§ TAREA 1: Reproduce sin cambios las entradas desde la línea que contiene "x-axis-ticks: 0 200" hasta el final de las entradas, ambas incluidas.

§ TEXTO PROPORCIONADO:
——————

La autora Nancy Groom escribe: “Si es un codependiente, agrada a otras personas porque cree que nadie desea estar a su lado, a menos que lo sirva. Siente que debe conquistar el amor de las personas en detrimento de sus propias necesidades, porque también siente que no vale lo suficiente como para merecer la satisfacción de ellas”.[1] ¿Ha sentido algo parecido? Si su respuesta fue afirmativa, también es un vicioso.

Búsqueda de soluciones

Si no hace todo su esfuerzo para controlar su vida, sus sentimientos y su ministerio de acuerdo con el plan de Dios para el ser humano, nunca será feliz. Usará siempre una máscara, e intentará minimizar toda desconsideración. Es como cubrir la basura con la alfombra, fingiendo que todo está en orden.

Acab fue ejemplo de una persona que no sabe administrar su propia vida de acuerdo con principios saludables. Cuando la compra de una viña no dio resultado, se negó a comer y a dormir (1 Rey. 21:4), actuando como el niño que no puede tener su juego predilecto. Acab necesitó que alguien interfiriera para resolver el problema, valiéndose de la mentira y de un asesinato. ¿Por qué? Porque estaba enviciado con el éxito y la aceptación.

¿Qué podemos decir acerca de Jesús? ¿Pasó alguna noche en vela porque alguien no aceptaba su trabajo o porque dos discípulos lo traicionaron? ¿Acaso se exasperó porque su pueblo, por el cual dio su vida, lo crucificó? Recuerde cuando sus discípulos volvieron de una misión, con el corazón lleno de alegría por causa del éxito alcanzado. Dice el texto bíblico: “Volvieron los setenta con gozo, diciendo: Señor, aun los demonios se nos sujetan en tu nombre. Y les dijo: […] no os regocijéis de que los espíritus se os sujetan, sino regocijaos de que vuestros nombres están escritos en los cielos” (Luc. 10:17-20).

Si mi felicidad depende de mi éxito en el ministerio, de la aceptación de las personas de la iglesia, eso es vicio. Aun cuando la apreciación sea una necesidad humana fundamental, la cuestión es: ¿Cómo me siento cuando no soy apreciado?

Jesús conocía su identidad y su misión. Vino del Padre, y sabía que había venido a “buscar y a salvar lo que se había perdido” (Luc. 19:10). Si es consciente de su misión como pastor, si reconoce el valor de los talentos recibidos de Dios, para servirlo mejor a él y a su iglesia, ¿por qué debería orientar el radar de su corazón hacia la alabanza y la apreciación por parte de las demás personas? ¿Por qué no dejar que Cristo ilumine su alma con su presencia? Esto solo sucederá en nuestro ministerio cuando lo coloquemos en el centro de los elogios, el reconocimiento y la aceptación. Solo cuando los altares que construimos para nosotros mismos sean removidos y desmenuzados (2 Rey. 23:12).

——————

§ INFORMACIÓN PROPORCIONADA:

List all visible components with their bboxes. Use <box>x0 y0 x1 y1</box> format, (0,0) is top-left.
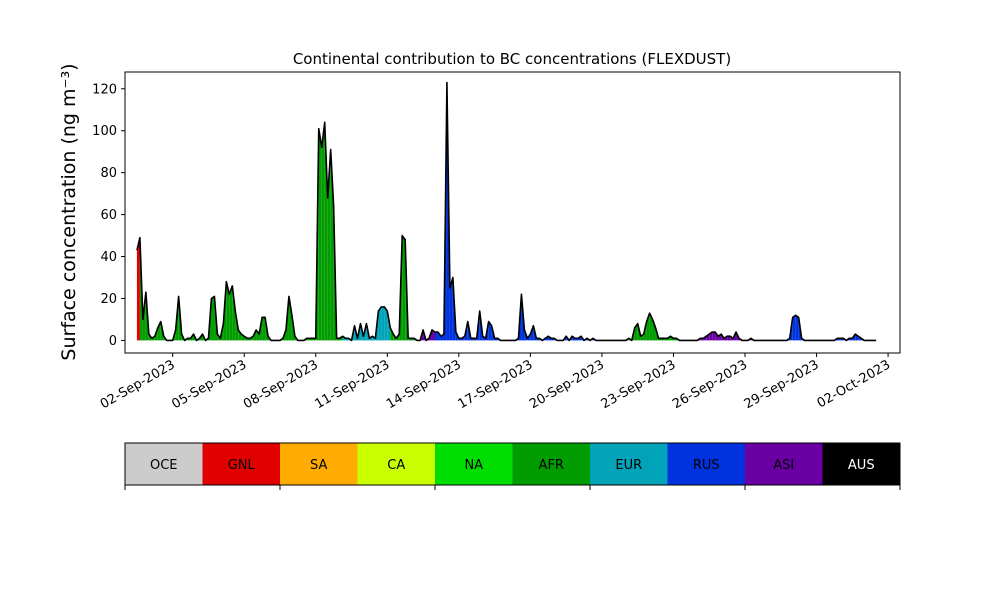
area-segment <box>238 329 242 341</box>
legend-label: EUR <box>615 458 642 473</box>
area-segment <box>652 319 656 341</box>
legend-swatch <box>590 443 668 485</box>
area-segment <box>241 334 245 341</box>
chart-title: Continental contribution to BC concentra… <box>293 50 731 68</box>
area-segment <box>384 306 388 341</box>
area-segment <box>488 321 492 341</box>
area-segment <box>324 122 328 341</box>
legend-swatch <box>822 443 901 485</box>
area-segment <box>440 334 444 341</box>
area-segment <box>232 285 236 341</box>
area-segment <box>321 122 325 341</box>
area-segment <box>727 336 731 341</box>
y-tick-label: 20 <box>100 292 117 307</box>
area-segment <box>640 334 644 341</box>
area-segment <box>136 237 140 341</box>
legend-label: AFR <box>539 458 564 473</box>
area-segment <box>381 306 385 341</box>
y-tick-label: 100 <box>92 124 117 139</box>
y-tick-label: 80 <box>100 166 117 181</box>
legend-label: ASI <box>773 458 794 473</box>
legend-swatch <box>202 443 281 485</box>
area-segment <box>288 296 292 341</box>
legend-label: RUS <box>693 458 720 473</box>
area-segment <box>229 285 233 341</box>
y-axis-ticks: 0 20 40 60 80 100 120 <box>92 82 125 349</box>
area-segment <box>378 306 382 341</box>
area-segment <box>226 281 230 341</box>
colorbar-legend: OCE GNL SA CA NA AFR EUR RUS ASI AUS <box>124 442 901 490</box>
area-segment <box>449 277 453 341</box>
legend-swatch <box>280 443 358 485</box>
y-tick-label: 0 <box>109 334 117 349</box>
area-segment <box>262 317 266 341</box>
legend-swatch <box>745 443 823 485</box>
area-segment <box>706 334 710 341</box>
legend-label: OCE <box>150 458 178 473</box>
area-segment <box>795 315 799 341</box>
y-axis-label: Surface concentration (ng m⁻³) <box>58 63 80 360</box>
y-tick-label: 60 <box>100 208 117 223</box>
plot-frame <box>124 71 901 354</box>
legend-swatch <box>512 443 591 485</box>
legend-label: SA <box>310 458 327 473</box>
y-tick-label: 40 <box>100 250 117 265</box>
area-segment <box>432 329 435 341</box>
legend-label: AUS <box>848 458 875 473</box>
area-segment <box>402 235 406 341</box>
total-concentration-line <box>136 81 877 342</box>
legend-frame <box>124 442 901 486</box>
area-segment <box>712 332 716 341</box>
legend-label: NA <box>464 458 483 473</box>
area-segment <box>792 315 796 341</box>
area-segment <box>435 332 438 341</box>
y-tick-label: 120 <box>92 82 117 97</box>
legend-swatch <box>125 443 203 485</box>
area-segment <box>718 334 722 341</box>
area-segment <box>855 334 859 341</box>
legend-swatch <box>667 443 746 485</box>
legend-swatch <box>435 443 513 485</box>
area-segment <box>256 329 260 341</box>
area-segment <box>318 128 322 341</box>
legend-label: GNL <box>228 458 256 473</box>
area-segment <box>649 313 653 341</box>
area-series-layer <box>136 81 877 342</box>
area-segment <box>211 296 215 341</box>
legend-swatch <box>357 443 436 485</box>
legend-label: CA <box>387 458 405 473</box>
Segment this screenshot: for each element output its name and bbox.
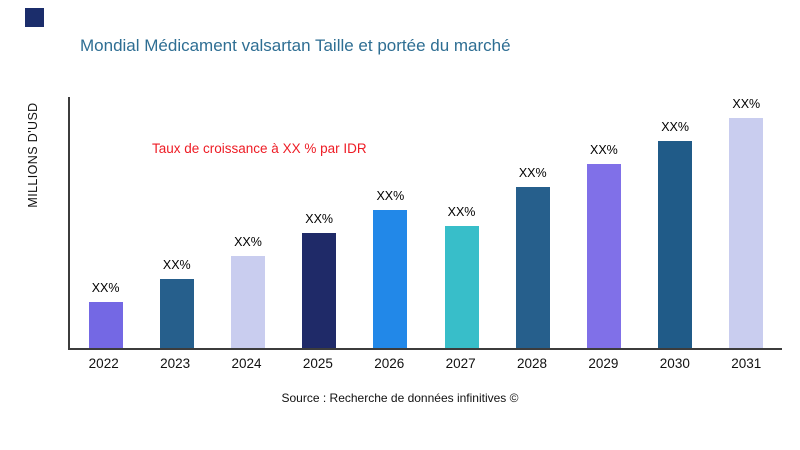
bar-value-label: XX% [732,97,761,111]
source-text: Source : Recherche de données infinitive… [281,391,519,405]
growth-rate-annotation: Taux de croissance à XX % par IDR [152,141,367,156]
bar-value-label: XX% [162,258,191,272]
bar [586,164,621,348]
bar [302,233,337,348]
bar-value-label: XX% [661,120,689,134]
bar-value-label: XX% [447,205,476,219]
x-axis-tick-label: 2024 [231,356,262,371]
y-axis-label: MILLIONS D'USD [26,102,40,208]
x-axis-tick-labels: 2022 2023 2024 2025 2026 2027 2028 2029 2030 2031 [68,356,782,371]
bar-cell: XX% [711,97,782,348]
bar [729,118,764,348]
bar-cell: XX% [70,281,141,348]
bar-cell: XX% [568,143,639,348]
x-axis-tick-label: 2030 [659,356,690,371]
bar-cell: XX% [640,120,711,348]
chart-title: Mondial Médicament valsartan Taille et p… [80,36,511,55]
bar [373,210,408,348]
bar [159,279,194,348]
bar-cell: XX% [355,189,426,348]
bar-cell: XX% [426,205,497,348]
bar-value-label: XX% [91,281,120,295]
bar-series: XX% XX% XX% XX% XX% XX% XX% XX% XX% XX% [70,97,782,348]
bar-value-label: XX% [590,143,618,157]
bar-cell: XX% [284,212,355,348]
bar [515,187,550,348]
bar-cell: XX% [212,235,283,348]
x-axis-tick-label: 2028 [517,356,548,371]
x-axis-tick-label: 2027 [445,356,476,371]
x-axis-tick-label: 2023 [160,356,191,371]
x-axis-tick-label: 2026 [374,356,405,371]
x-axis-tick-label: 2029 [588,356,619,371]
bar-value-label: XX% [305,212,334,226]
bar-value-label: XX% [518,166,547,180]
plot-area: Taux de croissance à XX % par IDR XX% XX%… [68,97,782,350]
bar-cell: XX% [141,258,212,348]
x-axis-tick-label: 2022 [88,356,119,371]
brand-logo-square [25,8,44,27]
x-axis-tick-label: 2025 [302,356,333,371]
bar [444,226,479,348]
bar [88,302,123,348]
bar [230,256,265,348]
bar-value-label: XX% [376,189,405,203]
bar [658,141,693,348]
bar-value-label: XX% [234,235,262,249]
x-axis-tick-label: 2031 [731,356,762,371]
bar-cell: XX% [497,166,568,348]
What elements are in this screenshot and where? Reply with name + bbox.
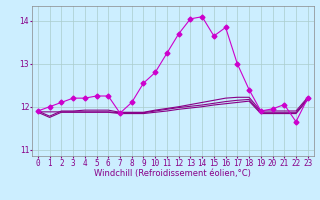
X-axis label: Windchill (Refroidissement éolien,°C): Windchill (Refroidissement éolien,°C) xyxy=(94,169,251,178)
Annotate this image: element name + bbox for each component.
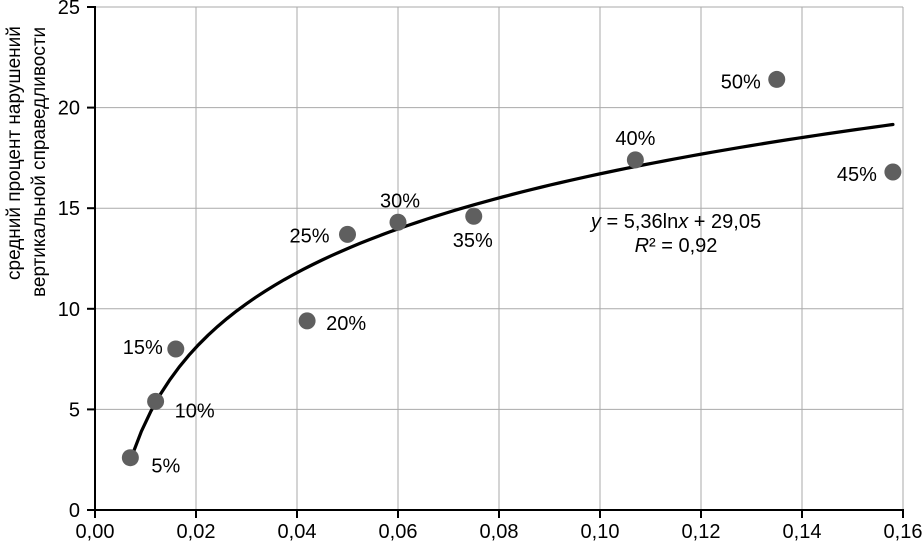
y-axis-title-line-2: вертикальной справедливости — [29, 26, 50, 297]
data-point — [298, 312, 316, 330]
data-point — [768, 70, 786, 88]
y-tick-label: 5 — [69, 399, 80, 421]
data-point-label: 15% — [123, 337, 163, 359]
data-point-label: 5% — [151, 456, 180, 478]
y-tick-label: 10 — [58, 299, 80, 321]
x-tick-label: 0,00 — [76, 521, 115, 543]
x-tick-label: 0,12 — [682, 521, 721, 543]
y-tick-label: 0 — [69, 500, 80, 522]
data-point-label: 40% — [615, 128, 655, 150]
data-point — [147, 392, 165, 410]
data-point-label: 20% — [326, 313, 366, 335]
data-point-label: 10% — [175, 400, 215, 422]
trendline-equation: y = 5,36lnx + 29,05 — [589, 211, 761, 233]
y-tick-label: 15 — [58, 198, 80, 220]
x-tick-label: 0,04 — [278, 521, 317, 543]
trendline-r-squared: R² = 0,92 — [635, 235, 718, 257]
y-tick-label: 25 — [58, 0, 80, 19]
x-tick-label: 0,08 — [480, 521, 519, 543]
gridlines — [95, 6, 904, 510]
y-tick-label: 20 — [58, 98, 80, 120]
data-point-label: 25% — [289, 225, 329, 247]
trendline-curve — [130, 122, 895, 458]
data-points: 5% 10% 15% 20% 25% 30% 35% 40% 45% 50% — [121, 70, 902, 478]
data-point-label: 45% — [837, 164, 877, 186]
data-point-label: 50% — [721, 71, 761, 93]
x-tick-label: 0,10 — [581, 521, 620, 543]
data-point-label: 30% — [380, 190, 420, 212]
data-point — [626, 151, 644, 169]
x-tick-label: 0,02 — [177, 521, 216, 543]
y-axis-title-line-1: средний процент нарушений — [4, 26, 25, 280]
data-point — [389, 213, 407, 231]
data-point — [339, 225, 356, 243]
axes: 0,00 0,02 0,04 0,06 0,08 0,10 0,12 0,14 0,16 0 5 10… — [58, 0, 923, 543]
data-point — [121, 449, 139, 467]
data-point — [465, 207, 483, 225]
x-tick-label: 0,16 — [884, 521, 923, 543]
data-point — [884, 163, 902, 181]
data-point-label: 35% — [453, 230, 493, 252]
x-tick-label: 0,06 — [379, 521, 418, 543]
x-tick-label: 0,14 — [783, 521, 822, 543]
data-point — [167, 340, 185, 358]
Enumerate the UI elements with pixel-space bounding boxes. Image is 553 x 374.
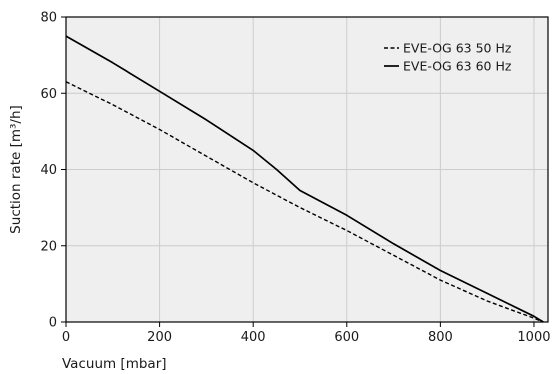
x-axis-ticks: 0 200 400 600 800 1000 (62, 322, 551, 345)
y-tick-label: 60 (40, 87, 57, 102)
x-axis-label: Vacuum [mbar] (62, 356, 167, 372)
x-tick-label: 400 (241, 330, 266, 345)
legend: EVE-OG 63 50 Hz EVE-OG 63 60 Hz (384, 41, 512, 74)
y-tick-label: 0 (49, 316, 57, 331)
y-axis-label: Suction rate [m³/h] (8, 105, 24, 234)
legend-label-1: EVE-OG 63 50 Hz (403, 41, 512, 56)
legend-label-2: EVE-OG 63 60 Hz (403, 59, 512, 74)
y-axis-ticks: 0 20 40 60 80 (40, 11, 66, 331)
x-tick-label: 1000 (517, 330, 550, 345)
y-tick-label: 20 (40, 239, 57, 254)
series-line-2 (65, 35, 544, 323)
series-line-1 (65, 81, 544, 323)
y-tick-label: 40 (40, 163, 57, 178)
x-tick-label: 600 (334, 330, 359, 345)
y-tick-label: 80 (40, 11, 57, 26)
x-tick-label: 200 (147, 330, 172, 345)
x-tick-label: 0 (62, 330, 70, 345)
series-lines (65, 35, 544, 323)
x-tick-label: 800 (428, 330, 453, 345)
grid (66, 17, 548, 322)
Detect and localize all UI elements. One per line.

——————

§ TAREA 2: Según el texto sobre la codependencia, ¿qué hizo Acab cuando la compra de una viña no dio resultado?

§ RESPUESTA 1:
x-axis-ticks: 0 200 400 600 800 1000 (62, 322, 551, 345)
y-tick-label: 60 (40, 87, 57, 102)
x-axis-label: Vacuum [mbar] (62, 356, 167, 372)
x-tick-label: 400 (241, 330, 266, 345)
legend: EVE-OG 63 50 Hz EVE-OG 63 60 Hz (384, 41, 512, 74)
y-tick-label: 0 (49, 316, 57, 331)
y-axis-label: Suction rate [m³/h] (8, 105, 24, 234)
legend-label-1: EVE-OG 63 50 Hz (403, 41, 512, 56)
legend-label-2: EVE-OG 63 60 Hz (403, 59, 512, 74)
y-axis-ticks: 0 20 40 60 80 (40, 11, 66, 331)
x-tick-label: 1000 (517, 330, 550, 345)
y-tick-label: 20 (40, 239, 57, 254)
series-line-2 (65, 35, 544, 323)
series-line-1 (65, 81, 544, 323)
y-tick-label: 40 (40, 163, 57, 178)
x-tick-label: 600 (334, 330, 359, 345)
y-tick-label: 80 (40, 11, 57, 26)
x-tick-label: 200 (147, 330, 172, 345)
x-tick-label: 0 (62, 330, 70, 345)
series-lines (65, 35, 544, 323)
x-tick-label: 800 (428, 330, 453, 345)
grid (66, 17, 548, 322)
Detect and localize all UI elements. One per line.

§ RESPUESTA 2: Se negó a comer y a dormir.